STORED ROWS |
────────

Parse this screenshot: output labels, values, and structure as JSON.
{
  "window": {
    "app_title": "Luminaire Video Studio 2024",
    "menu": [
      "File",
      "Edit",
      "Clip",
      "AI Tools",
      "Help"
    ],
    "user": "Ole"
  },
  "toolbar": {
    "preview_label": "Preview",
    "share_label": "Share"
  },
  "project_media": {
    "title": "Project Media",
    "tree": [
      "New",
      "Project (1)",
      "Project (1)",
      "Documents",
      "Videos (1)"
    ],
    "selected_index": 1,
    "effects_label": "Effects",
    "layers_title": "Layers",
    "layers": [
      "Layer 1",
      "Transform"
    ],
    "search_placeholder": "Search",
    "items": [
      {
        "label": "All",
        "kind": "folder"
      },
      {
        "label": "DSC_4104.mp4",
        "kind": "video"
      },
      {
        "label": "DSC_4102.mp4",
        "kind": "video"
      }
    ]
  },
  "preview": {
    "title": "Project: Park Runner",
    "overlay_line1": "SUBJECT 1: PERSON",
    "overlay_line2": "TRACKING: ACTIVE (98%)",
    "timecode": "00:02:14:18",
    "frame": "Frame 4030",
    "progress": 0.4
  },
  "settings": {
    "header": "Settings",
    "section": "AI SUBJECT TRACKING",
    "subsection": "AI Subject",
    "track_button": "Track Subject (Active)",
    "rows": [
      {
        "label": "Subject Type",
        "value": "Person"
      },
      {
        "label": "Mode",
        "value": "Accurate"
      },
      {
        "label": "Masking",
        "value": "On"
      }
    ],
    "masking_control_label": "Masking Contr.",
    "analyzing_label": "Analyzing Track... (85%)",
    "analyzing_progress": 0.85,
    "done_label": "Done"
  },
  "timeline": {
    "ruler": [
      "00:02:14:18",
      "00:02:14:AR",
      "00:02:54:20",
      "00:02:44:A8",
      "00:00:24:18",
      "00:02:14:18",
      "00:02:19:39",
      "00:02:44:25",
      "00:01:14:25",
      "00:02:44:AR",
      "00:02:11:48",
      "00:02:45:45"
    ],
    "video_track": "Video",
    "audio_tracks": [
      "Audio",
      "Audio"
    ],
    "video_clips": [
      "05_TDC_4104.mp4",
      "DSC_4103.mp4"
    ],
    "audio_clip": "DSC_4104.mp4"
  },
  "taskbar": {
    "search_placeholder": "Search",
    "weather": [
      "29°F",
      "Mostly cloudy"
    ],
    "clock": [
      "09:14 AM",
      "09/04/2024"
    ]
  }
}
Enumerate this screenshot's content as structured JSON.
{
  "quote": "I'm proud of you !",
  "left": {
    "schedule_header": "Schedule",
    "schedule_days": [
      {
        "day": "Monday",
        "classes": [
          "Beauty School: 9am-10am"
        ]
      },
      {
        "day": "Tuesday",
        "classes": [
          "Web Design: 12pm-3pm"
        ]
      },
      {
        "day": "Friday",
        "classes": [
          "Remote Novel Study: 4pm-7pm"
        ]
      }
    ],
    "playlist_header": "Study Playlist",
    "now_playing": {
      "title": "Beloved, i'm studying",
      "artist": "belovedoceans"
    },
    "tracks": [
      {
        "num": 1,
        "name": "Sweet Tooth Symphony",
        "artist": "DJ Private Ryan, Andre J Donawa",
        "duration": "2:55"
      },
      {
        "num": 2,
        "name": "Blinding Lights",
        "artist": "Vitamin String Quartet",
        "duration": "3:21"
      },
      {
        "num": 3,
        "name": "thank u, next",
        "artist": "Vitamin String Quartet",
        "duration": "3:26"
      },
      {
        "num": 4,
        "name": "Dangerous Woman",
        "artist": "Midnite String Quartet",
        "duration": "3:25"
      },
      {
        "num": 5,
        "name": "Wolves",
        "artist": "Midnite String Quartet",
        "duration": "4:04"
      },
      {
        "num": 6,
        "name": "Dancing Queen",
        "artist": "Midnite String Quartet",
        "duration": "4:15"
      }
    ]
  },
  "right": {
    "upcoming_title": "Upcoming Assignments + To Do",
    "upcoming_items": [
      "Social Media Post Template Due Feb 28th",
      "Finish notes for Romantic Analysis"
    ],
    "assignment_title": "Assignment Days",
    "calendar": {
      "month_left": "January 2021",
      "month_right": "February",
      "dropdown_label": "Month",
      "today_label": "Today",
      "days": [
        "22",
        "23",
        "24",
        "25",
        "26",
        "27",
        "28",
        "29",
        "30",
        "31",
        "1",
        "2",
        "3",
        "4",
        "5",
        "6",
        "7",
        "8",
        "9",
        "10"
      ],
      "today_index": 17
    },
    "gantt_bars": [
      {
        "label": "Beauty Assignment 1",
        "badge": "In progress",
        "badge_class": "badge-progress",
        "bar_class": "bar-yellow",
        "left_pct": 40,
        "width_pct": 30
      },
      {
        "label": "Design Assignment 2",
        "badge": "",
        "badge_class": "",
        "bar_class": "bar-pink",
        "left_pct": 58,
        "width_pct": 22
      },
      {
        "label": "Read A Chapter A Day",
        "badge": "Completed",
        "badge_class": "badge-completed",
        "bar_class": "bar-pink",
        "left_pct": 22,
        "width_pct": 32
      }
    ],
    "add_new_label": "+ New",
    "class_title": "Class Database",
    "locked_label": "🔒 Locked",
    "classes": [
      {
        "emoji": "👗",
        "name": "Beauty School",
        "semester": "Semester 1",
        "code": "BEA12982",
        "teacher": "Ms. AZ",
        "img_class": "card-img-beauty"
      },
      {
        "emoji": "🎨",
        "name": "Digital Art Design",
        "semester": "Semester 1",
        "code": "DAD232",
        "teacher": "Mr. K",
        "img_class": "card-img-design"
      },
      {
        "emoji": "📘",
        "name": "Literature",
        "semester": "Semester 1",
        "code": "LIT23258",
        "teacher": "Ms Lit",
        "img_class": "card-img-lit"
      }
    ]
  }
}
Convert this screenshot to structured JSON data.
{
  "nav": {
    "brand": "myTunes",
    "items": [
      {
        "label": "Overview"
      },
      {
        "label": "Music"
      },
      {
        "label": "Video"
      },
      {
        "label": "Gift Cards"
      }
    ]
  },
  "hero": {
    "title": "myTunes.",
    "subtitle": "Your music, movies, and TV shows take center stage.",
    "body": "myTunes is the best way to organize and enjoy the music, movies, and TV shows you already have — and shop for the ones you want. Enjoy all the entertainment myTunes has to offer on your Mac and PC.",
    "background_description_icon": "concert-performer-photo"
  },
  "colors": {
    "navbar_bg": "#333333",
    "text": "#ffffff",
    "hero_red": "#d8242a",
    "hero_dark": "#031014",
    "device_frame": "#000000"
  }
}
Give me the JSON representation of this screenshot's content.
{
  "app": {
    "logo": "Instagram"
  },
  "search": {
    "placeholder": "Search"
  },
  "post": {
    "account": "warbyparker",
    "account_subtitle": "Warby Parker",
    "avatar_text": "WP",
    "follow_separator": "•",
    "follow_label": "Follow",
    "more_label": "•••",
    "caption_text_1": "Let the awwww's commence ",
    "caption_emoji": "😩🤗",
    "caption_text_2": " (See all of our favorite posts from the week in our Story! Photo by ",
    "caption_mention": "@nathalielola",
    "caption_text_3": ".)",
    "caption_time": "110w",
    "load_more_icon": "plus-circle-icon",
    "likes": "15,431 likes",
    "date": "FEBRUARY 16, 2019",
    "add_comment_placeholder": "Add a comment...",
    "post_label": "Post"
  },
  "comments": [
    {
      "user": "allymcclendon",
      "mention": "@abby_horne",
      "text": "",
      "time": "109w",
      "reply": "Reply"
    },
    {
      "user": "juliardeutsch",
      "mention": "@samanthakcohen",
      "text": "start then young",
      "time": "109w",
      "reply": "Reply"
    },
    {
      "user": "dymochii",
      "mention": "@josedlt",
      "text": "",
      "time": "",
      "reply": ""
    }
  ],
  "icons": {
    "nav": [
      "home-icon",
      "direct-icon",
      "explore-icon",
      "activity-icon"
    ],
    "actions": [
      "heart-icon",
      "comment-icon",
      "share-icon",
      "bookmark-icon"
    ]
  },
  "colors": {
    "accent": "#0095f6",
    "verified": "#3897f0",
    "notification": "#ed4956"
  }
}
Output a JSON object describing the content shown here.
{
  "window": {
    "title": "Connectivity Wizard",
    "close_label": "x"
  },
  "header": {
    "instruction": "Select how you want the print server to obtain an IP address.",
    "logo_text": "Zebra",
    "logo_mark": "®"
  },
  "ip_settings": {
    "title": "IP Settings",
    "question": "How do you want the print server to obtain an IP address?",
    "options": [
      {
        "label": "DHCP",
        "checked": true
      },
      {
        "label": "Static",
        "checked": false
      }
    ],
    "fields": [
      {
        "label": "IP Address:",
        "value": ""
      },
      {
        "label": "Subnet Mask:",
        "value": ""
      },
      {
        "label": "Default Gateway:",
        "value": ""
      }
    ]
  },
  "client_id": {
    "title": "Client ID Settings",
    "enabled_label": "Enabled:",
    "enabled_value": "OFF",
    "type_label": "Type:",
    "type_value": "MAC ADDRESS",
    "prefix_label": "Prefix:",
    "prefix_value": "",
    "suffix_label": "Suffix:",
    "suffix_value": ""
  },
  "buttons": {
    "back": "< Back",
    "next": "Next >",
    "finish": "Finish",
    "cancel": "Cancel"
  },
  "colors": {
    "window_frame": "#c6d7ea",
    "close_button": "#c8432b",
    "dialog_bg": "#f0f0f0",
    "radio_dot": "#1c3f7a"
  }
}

────────

SET TASK |
Take the line in which "Output a JSON" occurs and each subsequent line through the end; give these lines again without alteration.

SOLUTION |
Output a JSON object describing the content shown here.
{
  "window": {
    "title": "Connectivity Wizard",
    "close_label": "x"
  },
  "header": {
    "instruction": "Select how you want the print server to obtain an IP address.",
    "logo_text": "Zebra",
    "logo_mark": "®"
  },
  "ip_settings": {
    "title": "IP Settings",
    "question": "How do you want the print server to obtain an IP address?",
    "options": [
      {
        "label": "DHCP",
        "checked": true
      },
      {
        "label": "Static",
        "checked": false
      }
    ],
    "fields": [
      {
        "label": "IP Address:",
        "value": ""
      },
      {
        "label": "Subnet Mask:",
        "value": ""
      },
      {
        "label": "Default Gateway:",
        "value": ""
      }
    ]
  },
  "client_id": {
    "title": "Client ID Settings",
    "enabled_label": "Enabled:",
    "enabled_value": "OFF",
    "type_label": "Type:",
    "type_value": "MAC ADDRESS",
    "prefix_label": "Prefix:",
    "prefix_value": "",
    "suffix_label": "Suffix:",
    "suffix_value": ""
  },
  "buttons": {
    "back": "< Back",
    "next": "Next >",
    "finish": "Finish",
    "cancel": "Cancel"
  },
  "colors": {
    "window_frame": "#c6d7ea",
    "close_button": "#c8432b",
    "dialog_bg": "#f0f0f0",
    "radio_dot": "#1c3f7a"
  }
}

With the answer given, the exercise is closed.